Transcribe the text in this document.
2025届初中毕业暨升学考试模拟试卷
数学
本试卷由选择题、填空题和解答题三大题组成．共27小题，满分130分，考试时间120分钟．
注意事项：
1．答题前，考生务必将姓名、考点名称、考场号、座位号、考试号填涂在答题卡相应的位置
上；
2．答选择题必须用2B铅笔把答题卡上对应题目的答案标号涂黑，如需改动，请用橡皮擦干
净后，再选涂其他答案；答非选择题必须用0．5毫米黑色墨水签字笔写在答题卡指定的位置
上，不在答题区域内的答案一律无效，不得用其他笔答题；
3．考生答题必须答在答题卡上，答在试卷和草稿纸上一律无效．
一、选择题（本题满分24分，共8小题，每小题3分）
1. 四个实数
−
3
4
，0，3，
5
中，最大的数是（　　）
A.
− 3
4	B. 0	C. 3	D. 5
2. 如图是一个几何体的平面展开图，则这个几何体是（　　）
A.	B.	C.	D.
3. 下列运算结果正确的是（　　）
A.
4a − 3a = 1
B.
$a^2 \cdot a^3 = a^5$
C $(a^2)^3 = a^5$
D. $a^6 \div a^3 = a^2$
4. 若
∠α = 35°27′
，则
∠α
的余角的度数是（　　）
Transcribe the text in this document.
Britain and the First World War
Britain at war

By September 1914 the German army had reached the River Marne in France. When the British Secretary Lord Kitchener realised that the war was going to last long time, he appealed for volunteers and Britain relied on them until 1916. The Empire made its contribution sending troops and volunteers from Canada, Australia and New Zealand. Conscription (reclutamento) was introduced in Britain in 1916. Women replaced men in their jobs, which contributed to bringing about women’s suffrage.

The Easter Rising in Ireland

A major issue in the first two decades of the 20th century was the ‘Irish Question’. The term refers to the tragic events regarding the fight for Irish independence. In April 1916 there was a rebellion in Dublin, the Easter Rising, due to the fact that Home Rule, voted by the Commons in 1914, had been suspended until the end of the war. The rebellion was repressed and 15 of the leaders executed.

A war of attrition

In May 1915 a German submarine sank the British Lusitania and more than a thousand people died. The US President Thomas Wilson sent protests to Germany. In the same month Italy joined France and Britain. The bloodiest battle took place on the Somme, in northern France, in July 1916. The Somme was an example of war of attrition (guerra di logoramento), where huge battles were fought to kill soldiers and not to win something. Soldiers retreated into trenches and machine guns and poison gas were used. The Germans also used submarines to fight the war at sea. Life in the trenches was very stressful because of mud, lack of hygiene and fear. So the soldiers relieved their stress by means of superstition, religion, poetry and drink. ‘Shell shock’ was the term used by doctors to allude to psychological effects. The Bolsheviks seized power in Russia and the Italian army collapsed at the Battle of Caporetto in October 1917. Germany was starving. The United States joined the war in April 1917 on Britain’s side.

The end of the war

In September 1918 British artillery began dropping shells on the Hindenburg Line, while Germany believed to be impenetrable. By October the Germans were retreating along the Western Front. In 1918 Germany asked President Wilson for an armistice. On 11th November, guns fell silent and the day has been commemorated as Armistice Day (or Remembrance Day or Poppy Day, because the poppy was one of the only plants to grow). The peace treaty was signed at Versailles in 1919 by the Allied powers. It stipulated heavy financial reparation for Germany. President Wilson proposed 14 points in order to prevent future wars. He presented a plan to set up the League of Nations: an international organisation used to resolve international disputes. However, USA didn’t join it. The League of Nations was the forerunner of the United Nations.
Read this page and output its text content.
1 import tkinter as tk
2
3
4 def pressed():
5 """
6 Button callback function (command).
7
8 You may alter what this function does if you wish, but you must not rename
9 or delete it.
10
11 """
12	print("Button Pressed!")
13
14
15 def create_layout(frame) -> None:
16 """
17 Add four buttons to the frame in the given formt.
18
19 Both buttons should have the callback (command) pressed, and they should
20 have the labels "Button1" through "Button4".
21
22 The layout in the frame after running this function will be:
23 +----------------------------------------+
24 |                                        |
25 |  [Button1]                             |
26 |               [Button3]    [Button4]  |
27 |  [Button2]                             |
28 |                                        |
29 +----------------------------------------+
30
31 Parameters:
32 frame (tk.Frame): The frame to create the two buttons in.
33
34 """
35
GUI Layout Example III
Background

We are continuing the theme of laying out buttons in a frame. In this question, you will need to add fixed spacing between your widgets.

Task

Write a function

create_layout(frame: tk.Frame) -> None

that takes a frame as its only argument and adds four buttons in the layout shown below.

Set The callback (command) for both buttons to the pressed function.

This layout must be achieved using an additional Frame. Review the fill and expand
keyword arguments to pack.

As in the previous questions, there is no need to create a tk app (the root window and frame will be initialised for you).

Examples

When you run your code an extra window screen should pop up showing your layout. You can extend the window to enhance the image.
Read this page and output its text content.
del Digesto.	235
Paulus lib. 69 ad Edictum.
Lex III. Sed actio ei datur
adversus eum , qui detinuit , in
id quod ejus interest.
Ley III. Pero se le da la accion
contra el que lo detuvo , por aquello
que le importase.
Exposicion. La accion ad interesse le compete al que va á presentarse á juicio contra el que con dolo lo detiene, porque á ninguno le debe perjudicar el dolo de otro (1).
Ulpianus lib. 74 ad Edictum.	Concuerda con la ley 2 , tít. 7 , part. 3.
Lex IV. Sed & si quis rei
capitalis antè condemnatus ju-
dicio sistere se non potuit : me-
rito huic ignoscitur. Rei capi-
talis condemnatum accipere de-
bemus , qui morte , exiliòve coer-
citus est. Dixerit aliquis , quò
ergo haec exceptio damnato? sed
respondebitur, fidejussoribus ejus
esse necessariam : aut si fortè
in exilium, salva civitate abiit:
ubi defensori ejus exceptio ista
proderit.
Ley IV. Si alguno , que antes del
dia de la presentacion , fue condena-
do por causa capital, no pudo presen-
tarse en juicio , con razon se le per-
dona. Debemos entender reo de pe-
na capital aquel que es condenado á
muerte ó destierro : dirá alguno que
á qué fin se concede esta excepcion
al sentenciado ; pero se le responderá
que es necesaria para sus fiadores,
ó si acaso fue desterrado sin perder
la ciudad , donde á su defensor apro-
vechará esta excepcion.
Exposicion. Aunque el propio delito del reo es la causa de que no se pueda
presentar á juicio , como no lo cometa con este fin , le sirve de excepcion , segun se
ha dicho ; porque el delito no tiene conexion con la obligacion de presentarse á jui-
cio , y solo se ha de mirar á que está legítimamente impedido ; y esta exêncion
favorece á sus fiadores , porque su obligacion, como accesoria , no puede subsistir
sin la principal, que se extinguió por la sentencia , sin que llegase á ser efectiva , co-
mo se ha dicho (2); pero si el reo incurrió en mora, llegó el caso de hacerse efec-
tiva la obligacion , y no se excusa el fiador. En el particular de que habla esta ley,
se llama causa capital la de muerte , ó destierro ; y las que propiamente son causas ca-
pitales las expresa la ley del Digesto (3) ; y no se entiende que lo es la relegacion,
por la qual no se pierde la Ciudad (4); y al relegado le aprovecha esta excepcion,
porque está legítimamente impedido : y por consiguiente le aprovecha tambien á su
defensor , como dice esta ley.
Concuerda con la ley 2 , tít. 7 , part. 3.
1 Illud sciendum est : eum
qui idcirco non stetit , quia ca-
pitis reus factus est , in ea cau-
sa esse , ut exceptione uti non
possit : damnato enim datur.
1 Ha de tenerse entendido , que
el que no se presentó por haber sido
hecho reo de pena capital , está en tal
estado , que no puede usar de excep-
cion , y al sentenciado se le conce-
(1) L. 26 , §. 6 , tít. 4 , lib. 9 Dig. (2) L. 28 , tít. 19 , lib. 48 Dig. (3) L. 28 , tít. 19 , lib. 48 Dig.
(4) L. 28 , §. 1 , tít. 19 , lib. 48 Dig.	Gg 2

-------

» **Problem**
From the records given above, copy all lines containing "porque".

» **Solution below**
Exposicion. La accion ad interesse le compete al que va á presentarse á juicio contra el que con dolo lo detiene, porque á ninguno le debe perjudicar el dolo de otro (1).
ha dicho ; porque el delito no tiene conexion con la obligacion de presentarse á jui-
favorece á sus fiadores , porque su obligacion, como accesoria , no puede subsistir
porque está legítimamente impedido : y por consiguiente le aprovecha tambien á su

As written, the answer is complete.